BRANO DA ESAMINARE.
------------------------------------------------------------------------
Ci siamo immersi nelle esaltazioni del principe Miskin ne “L’idiota” o nell’elaborazione dei sensi di colpa di Raskolnikov in “Delitto e castigo”, fino a chiederci cosa avremmo fatto noi al loro posto, al termine del libro ma anche prima, a dire il vero, tanto ci siamo immedesimati. Anche “Madame Bovary” ha fatto da manuale se è per questo (da lì il termine “bovarismo” a indicare un languore perenne e all’apparenza irrisolvibile), per non parlare di Pirandello, oppure dello stesso “L’airone” di Giorgio Bassani.

E allora? Perché  parlarne, dove sta la novità? Quali sono le differenze, se mai ce ne sono?
------------------------------------------------------------------------
DATI FORNITI.
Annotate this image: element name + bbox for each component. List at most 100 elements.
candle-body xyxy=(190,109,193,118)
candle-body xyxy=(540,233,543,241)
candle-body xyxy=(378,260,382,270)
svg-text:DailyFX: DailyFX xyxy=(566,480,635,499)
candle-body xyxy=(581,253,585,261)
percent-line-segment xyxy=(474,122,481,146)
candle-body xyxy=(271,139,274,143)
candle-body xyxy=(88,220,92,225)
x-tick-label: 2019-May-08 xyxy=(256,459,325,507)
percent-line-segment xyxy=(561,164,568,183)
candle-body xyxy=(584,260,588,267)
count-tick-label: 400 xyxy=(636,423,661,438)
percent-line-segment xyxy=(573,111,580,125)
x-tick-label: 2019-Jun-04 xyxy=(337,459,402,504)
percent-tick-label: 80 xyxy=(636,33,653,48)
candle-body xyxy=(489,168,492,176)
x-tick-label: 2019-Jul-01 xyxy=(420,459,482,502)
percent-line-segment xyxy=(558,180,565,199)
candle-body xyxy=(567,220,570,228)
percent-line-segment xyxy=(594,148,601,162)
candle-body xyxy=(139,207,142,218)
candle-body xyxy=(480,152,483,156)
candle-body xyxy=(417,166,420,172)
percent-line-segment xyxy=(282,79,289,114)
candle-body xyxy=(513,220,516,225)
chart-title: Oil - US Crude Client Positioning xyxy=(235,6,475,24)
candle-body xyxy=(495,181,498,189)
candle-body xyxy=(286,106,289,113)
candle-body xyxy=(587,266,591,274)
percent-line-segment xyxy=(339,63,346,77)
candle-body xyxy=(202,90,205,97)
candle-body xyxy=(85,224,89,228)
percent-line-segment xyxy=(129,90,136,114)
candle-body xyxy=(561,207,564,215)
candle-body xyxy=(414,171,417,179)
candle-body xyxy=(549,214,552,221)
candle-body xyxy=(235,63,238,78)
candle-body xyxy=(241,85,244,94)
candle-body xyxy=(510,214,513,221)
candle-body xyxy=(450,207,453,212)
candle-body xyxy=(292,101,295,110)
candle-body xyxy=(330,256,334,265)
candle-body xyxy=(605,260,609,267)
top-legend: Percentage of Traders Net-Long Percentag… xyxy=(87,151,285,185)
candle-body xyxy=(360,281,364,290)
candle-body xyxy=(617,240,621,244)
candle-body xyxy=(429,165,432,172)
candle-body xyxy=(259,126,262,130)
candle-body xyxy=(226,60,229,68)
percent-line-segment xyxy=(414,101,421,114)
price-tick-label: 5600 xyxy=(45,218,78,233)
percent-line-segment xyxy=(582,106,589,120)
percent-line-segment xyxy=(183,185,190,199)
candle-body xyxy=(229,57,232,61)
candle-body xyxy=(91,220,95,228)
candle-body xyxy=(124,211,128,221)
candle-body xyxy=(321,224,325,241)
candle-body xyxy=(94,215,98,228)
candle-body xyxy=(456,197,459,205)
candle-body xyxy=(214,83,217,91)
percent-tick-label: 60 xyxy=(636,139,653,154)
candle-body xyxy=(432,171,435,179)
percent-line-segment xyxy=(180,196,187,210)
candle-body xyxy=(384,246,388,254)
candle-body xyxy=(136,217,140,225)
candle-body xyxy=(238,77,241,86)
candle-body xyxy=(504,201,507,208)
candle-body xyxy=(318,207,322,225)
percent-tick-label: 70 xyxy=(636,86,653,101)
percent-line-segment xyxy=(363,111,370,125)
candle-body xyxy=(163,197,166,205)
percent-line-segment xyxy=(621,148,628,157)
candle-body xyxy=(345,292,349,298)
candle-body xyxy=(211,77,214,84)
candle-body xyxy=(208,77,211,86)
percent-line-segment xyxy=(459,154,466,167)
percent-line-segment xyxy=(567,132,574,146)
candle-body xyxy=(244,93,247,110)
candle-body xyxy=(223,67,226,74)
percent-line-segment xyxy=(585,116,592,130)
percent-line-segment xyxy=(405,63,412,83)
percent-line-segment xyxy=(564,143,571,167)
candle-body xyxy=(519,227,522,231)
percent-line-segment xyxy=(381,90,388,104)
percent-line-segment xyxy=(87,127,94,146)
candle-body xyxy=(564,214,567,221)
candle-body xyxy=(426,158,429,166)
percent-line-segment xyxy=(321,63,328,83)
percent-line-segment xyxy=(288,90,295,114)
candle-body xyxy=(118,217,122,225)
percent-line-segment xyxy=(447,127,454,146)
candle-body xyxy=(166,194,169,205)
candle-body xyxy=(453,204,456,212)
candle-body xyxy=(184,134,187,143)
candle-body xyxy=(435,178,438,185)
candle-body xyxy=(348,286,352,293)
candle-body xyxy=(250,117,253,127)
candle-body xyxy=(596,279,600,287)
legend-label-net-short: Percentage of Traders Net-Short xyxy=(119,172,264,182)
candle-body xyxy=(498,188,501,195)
------------------------------------------------------------------------
ISTRUZIONI DA SEGUIRE. Cita fedelmente il passo del brano che parte dalle parole "Ci siamo immersi" e si ferma dopo "di Giorgio Bassani.". Per svolgere le consegne basati esclusivamente sul brano.

RISULTATO DELLA CONSEGNA.
Ci siamo immersi nelle esaltazioni del principe Miskin ne “L’idiota” o nell’elaborazione dei sensi di colpa di Raskolnikov in “Delitto e castigo”, fino a chiederci cosa avremmo fatto noi al loro posto, al termine del libro ma anche prima, a dire il vero, tanto ci siamo immedesimati. Anche “Madame Bovary” ha fatto da manuale se è per questo (da lì il termine “bovarismo” a indicare un languore perenne e all’apparenza irrisolvibile), per non parlare di Pirandello, oppure dello stesso “L’airone” di Giorgio Bassani.